(Stored dataset items)
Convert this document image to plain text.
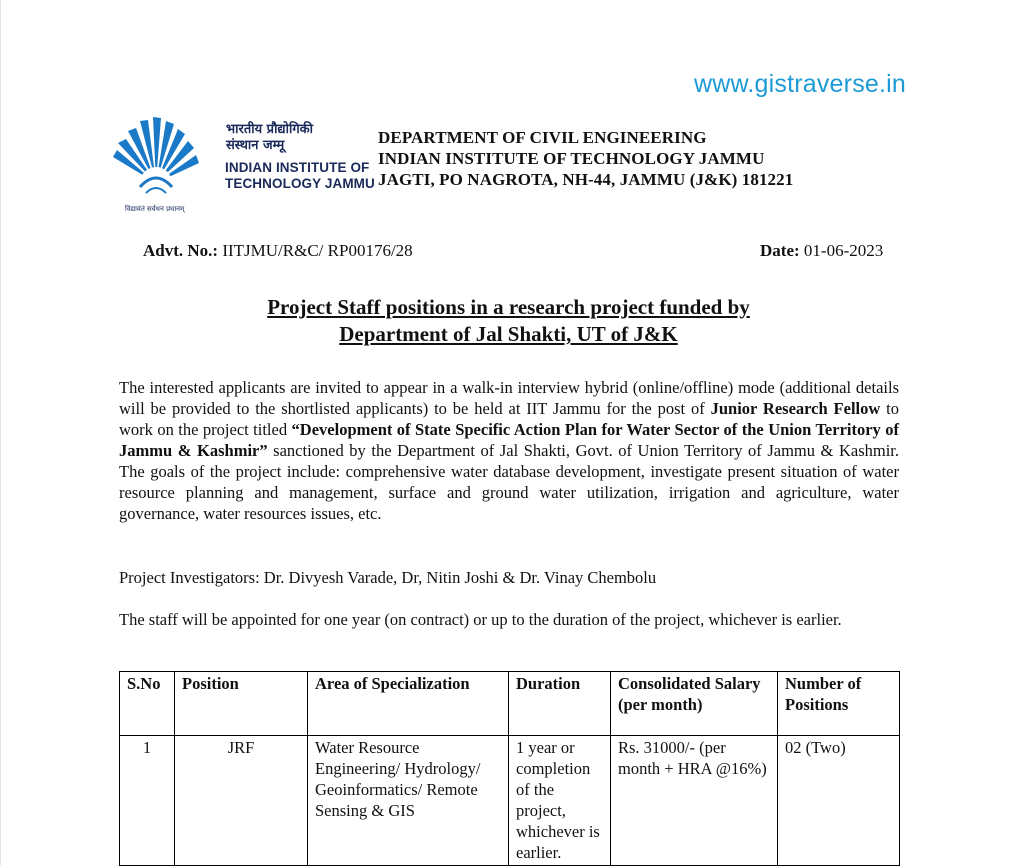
www.gistraverse.in
भारतीय प्रौद्योगिकी
संस्थान जम्मू
INDIAN INSTITUTE OF
TECHNOLOGY JAMMU
विद्यावंतं सर्वधन प्रधानम्
DEPARTMENT OF CIVIL ENGINEERING
INDIAN INSTITUTE OF TECHNOLOGY JAMMU
JAGTI, PO NAGROTA, NH-44, JAMMU (J&K) 181221
Advt. No.: IITJMU/R&C/ RP00176/28	Date: 01-06-2023
Project Staff positions in a research project funded by
Department of Jal Shakti, UT of J&K
The interested applicants are invited to appear in a walk-in interview hybrid (online/offline) mode (additional details will be provided to the shortlisted applicants) to be held at IIT Jammu for the post of Junior Research Fellow to work on the project titled “Development of State Specific Action Plan for Water Sector of the Union Territory of Jammu & Kashmir” sanctioned by the Department of Jal Shakti, Govt. of Union Territory of Jammu & Kashmir. The goals of the project include: comprehensive water database development, investigate present situation of water resource planning and management, surface and ground water utilization, irrigation and agriculture, water governance, water resources issues, etc.
Project Investigators: Dr. Divyesh Varade, Dr, Nitin Joshi & Dr. Vinay Chembolu
The staff will be appointed for one year (on contract) or up to the duration of the project, whichever is earlier.
S.No	Position	Area of Specialization	Duration	Consolidated Salary (per month)	Number of Positions
1	JRF	Water Resource Engineering/ Hydrology/ Geoinformatics/ Remote Sensing & GIS	1 year or completion of the project, whichever is earlier.	Rs. 31000/- (per month + HRA @16%)	02 (Two)
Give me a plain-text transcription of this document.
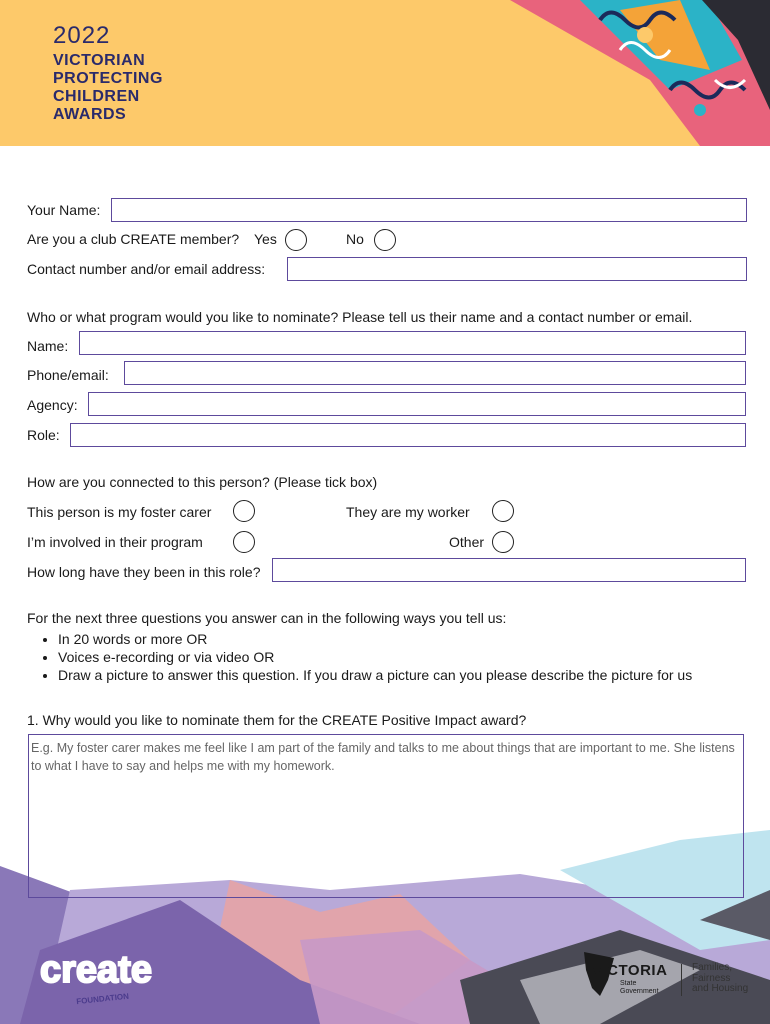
2022
VICTORIAN
PROTECTING
CHILDREN
AWARDS
Your Name:
Are you a club CREATE member? Yes	No
Contact number and/or email address:
Who or what program would you like to nominate? Please tell us their name and a contact number or email.
Name:
Phone/email:
Agency:
Role:
How are you connected to this person? (Please tick box)
This person is my foster carer	They are my worker
I’m involved in their program	Other
How long have they been in this role?
For the next three questions you answer can in the following ways you tell us:
• In 20 words or more OR
• Voices e-recording or via video OR
• Draw a picture to answer this question. If you draw a picture can you please describe the picture for us
1. Why would you like to nominate them for the CREATE Positive Impact award?
E.g. My foster carer makes me feel like I am part of the family and talks to me about things that are important to me. She listens to what I have to say and helps me with my homework.
create
FOUNDATION
VICTORIA
State
Government
Families,
Fairness
and Housing
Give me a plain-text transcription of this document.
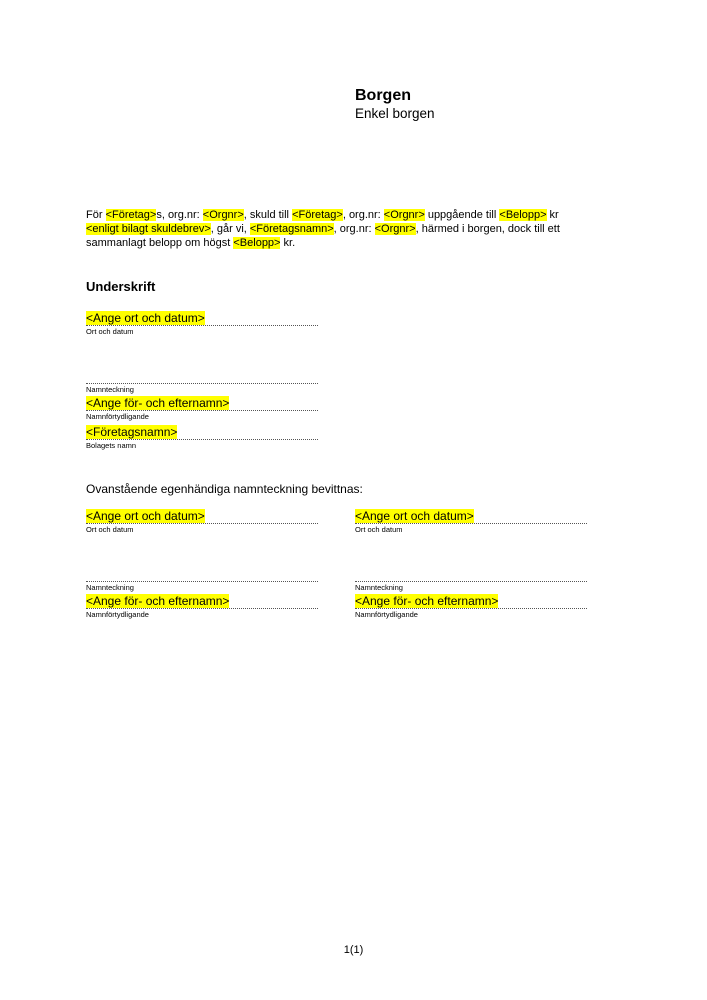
Borgen
Enkel borgen
För <Företag>s, org.nr: <Orgnr>, skuld till <Företag>, org.nr: <Orgnr> uppgående till <Belopp> kr
<enligt bilagt skuldebrev>, går vi, <Företagsnamn>, org.nr: <Orgnr>, härmed i borgen, dock till ett
sammanlagt belopp om högst <Belopp> kr.
Underskrift
<Ange ort och datum>
Ort och datum
Namnteckning
<Ange för- och efternamn>
Namnförtydligande
<Företagsnamn>
Bolagets namn
Ovanstående egenhändiga namnteckning bevittnas:
<Ange ort och datum>
Ort och datum
Namnteckning
<Ange för- och efternamn>
Namnförtydligande
<Ange ort och datum>
Ort och datum
Namnteckning
<Ange för- och efternamn>
Namnförtydligande
1(1)
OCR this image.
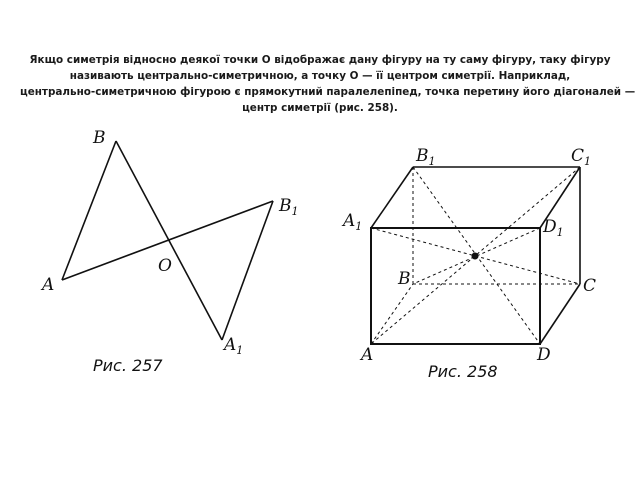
Якщо симетрія відносно деякої точки О відображає дану фігуру на ту саму фігуру, таку фігуру
називають центрально-симетричною, а точку О — її центром симетрії. Наприклад,
центрально-симетричною фігурою є прямокутний паралелепіпед, точка перетину його діагоналей —
центр симетрії (рис. 258).
B
$B_1$
O
A
$A_1$
Рис. 257
$B_1$	$C_1$
$A_1$	$D_1$
B	C
A	D
Рис. 258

- SET TASK -
Omit the pictures and restate the rest of the records verbatim.

- RESPONSE TO THE EXERCISE -
Convert this document image to plain text.
www.gistraverse.in
भारतीय प्रौद्योगिकी
संस्थान जम्मू
INDIAN INSTITUTE OF
TECHNOLOGY JAMMU
विद्यावंतं सर्वधन प्रधानम्
DEPARTMENT OF CIVIL ENGINEERING
INDIAN INSTITUTE OF TECHNOLOGY JAMMU
JAGTI, PO NAGROTA, NH-44, JAMMU (J&K) 181221
Advt. No.: IITJMU/R&C/ RP00176/28	Date: 01-06-2023
Project Staff positions in a research project funded by
Department of Jal Shakti, UT of J&K
The interested applicants are invited to appear in a walk-in interview hybrid (online/offline) mode (additional details will be provided to the shortlisted applicants) to be held at IIT Jammu for the post of Junior Research Fellow to work on the project titled “Development of State Specific Action Plan for Water Sector of the Union Territory of Jammu & Kashmir” sanctioned by the Department of Jal Shakti, Govt. of Union Territory of Jammu & Kashmir. The goals of the project include: comprehensive water database development, investigate present situation of water resource planning and management, surface and ground water utilization, irrigation and agriculture, water governance, water resources issues, etc.
Project Investigators: Dr. Divyesh Varade, Dr, Nitin Joshi & Dr. Vinay Chembolu
The staff will be appointed for one year (on contract) or up to the duration of the project, whichever is earlier.
S.No	Position	Area of Specialization	Duration	Consolidated Salary (per month)	Number of Positions
1	JRF	Water Resource Engineering/ Hydrology/ Geoinformatics/ Remote Sensing & GIS	1 year or completion of the project, whichever is earlier.	Rs. 31000/- (per month + HRA @16%)	02 (Two)
Give me a plain-text transcription of this document.
2022
VICTORIAN
PROTECTING
CHILDREN
AWARDS
Your Name:
Are you a club CREATE member? Yes	No
Contact number and/or email address:
Who or what program would you like to nominate? Please tell us their name and a contact number or email.
Name:
Phone/email:
Agency:
Role:
How are you connected to this person? (Please tick box)
This person is my foster carer	They are my worker
I’m involved in their program	Other
How long have they been in this role?
For the next three questions you answer can in the following ways you tell us:
• In 20 words or more OR
• Voices e-recording or via video OR
• Draw a picture to answer this question. If you draw a picture can you please describe the picture for us
1. Why would you like to nominate them for the CREATE Positive Impact award?
E.g. My foster carer makes me feel like I am part of the family and talks to me about things that are important to me. She listens to what I have to say and helps me with my homework.
create
FOUNDATION
VICTORIA
State
Government
Families,
Fairness
and Housing
Give me a plain-text transcription of this document.
Borgen
Enkel borgen
För <Företag>s, org.nr: <Orgnr>, skuld till <Företag>, org.nr: <Orgnr> uppgående till <Belopp> kr
<enligt bilagt skuldebrev>, går vi, <Företagsnamn>, org.nr: <Orgnr>, härmed i borgen, dock till ett
sammanlagt belopp om högst <Belopp> kr.
Underskrift
<Ange ort och datum>
Ort och datum
Namnteckning
<Ange för- och efternamn>
Namnförtydligande
<Företagsnamn>
Bolagets namn
Ovanstående egenhändiga namnteckning bevittnas:
<Ange ort och datum>
Ort och datum
Namnteckning
<Ange för- och efternamn>
Namnförtydligande
<Ange ort och datum>
Ort och datum
Namnteckning
<Ange för- och efternamn>
Namnförtydligande
1(1)
OCR this image.
Якщо симетрія відносно деякої точки О відображає дану фігуру на ту саму фігуру, таку фігуру
називають центрально-симетричною, а точку О — її центром симетрії. Наприклад,
центрально-симетричною фігурою є прямокутний паралелепіпед, точка перетину його діагоналей —
центр симетрії (рис. 258).
B
$B_1$
O
A
$A_1$
Рис. 257
$B_1$	$C_1$
$A_1$	$D_1$
B	C
A	D
Рис. 258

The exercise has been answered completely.